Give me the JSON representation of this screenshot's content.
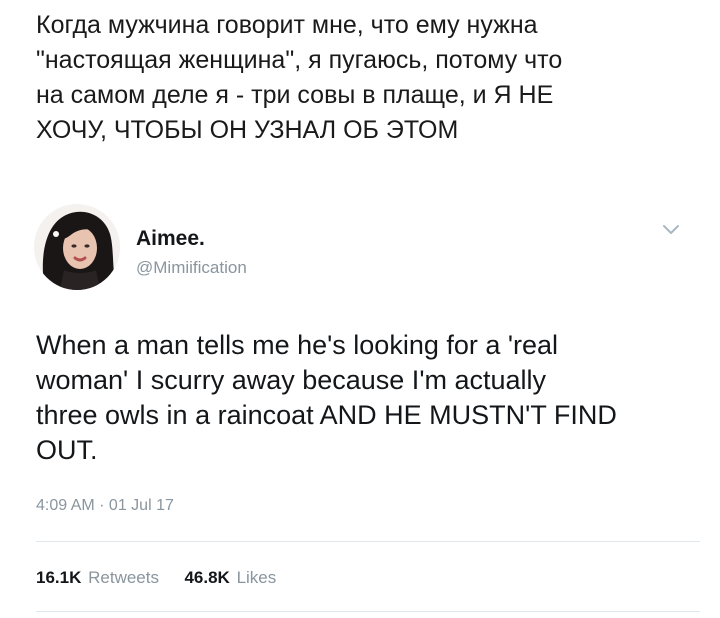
{
  "caption": "Когда мужчина говорит мне, что ему нужна\n\"настоящая женщина\", я пугаюсь, потому что\nна самом деле я - три совы в плаще, и Я НЕ\nХОЧУ, ЧТОБЫ ОН УЗНАЛ ОБ ЭТОМ",
  "tweet": {
    "author_name": "Aimee.",
    "author_handle": "@Mimiification",
    "text": "When a man tells me he's looking for a 'real\nwoman' I scurry away because I'm actually\nthree owls in a raincoat AND HE MUSTN'T FIND\nOUT.",
    "timestamp": "4:09 AM · 01 Jul 17",
    "retweets_count": "16.1K",
    "retweets_label": "Retweets",
    "likes_count": "46.8K",
    "likes_label": "Likes",
    "menu_icon": "chevron-down-icon",
    "avatar_icon": "profile-photo"
  },
  "colors": {
    "text": "#14171a",
    "secondary": "#8a959e",
    "divider": "#e1e8ed"
  }
}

::::::::::

## Problem
Restate the listing above word for word, and skip the pictures.

## The answer
Give me the JSON representation of this screenshot's content.
{
  "caption": "Когда мужчина говорит мне, что ему нужна\n\"настоящая женщина\", я пугаюсь, потому что\nна самом деле я - три совы в плаще, и Я НЕ\nХОЧУ, ЧТОБЫ ОН УЗНАЛ ОБ ЭТОМ",
  "tweet": {
    "author_name": "Aimee.",
    "author_handle": "@Mimiification",
    "text": "When a man tells me he's looking for a 'real\nwoman' I scurry away because I'm actually\nthree owls in a raincoat AND HE MUSTN'T FIND\nOUT.",
    "timestamp": "4:09 AM · 01 Jul 17",
    "retweets_count": "16.1K",
    "retweets_label": "Retweets",
    "likes_count": "46.8K",
    "likes_label": "Likes",
    "menu_icon": "chevron-down-icon",
    "avatar_icon": "profile-photo"
  },
  "colors": {
    "text": "#14171a",
    "secondary": "#8a959e",
    "divider": "#e1e8ed"
  }
}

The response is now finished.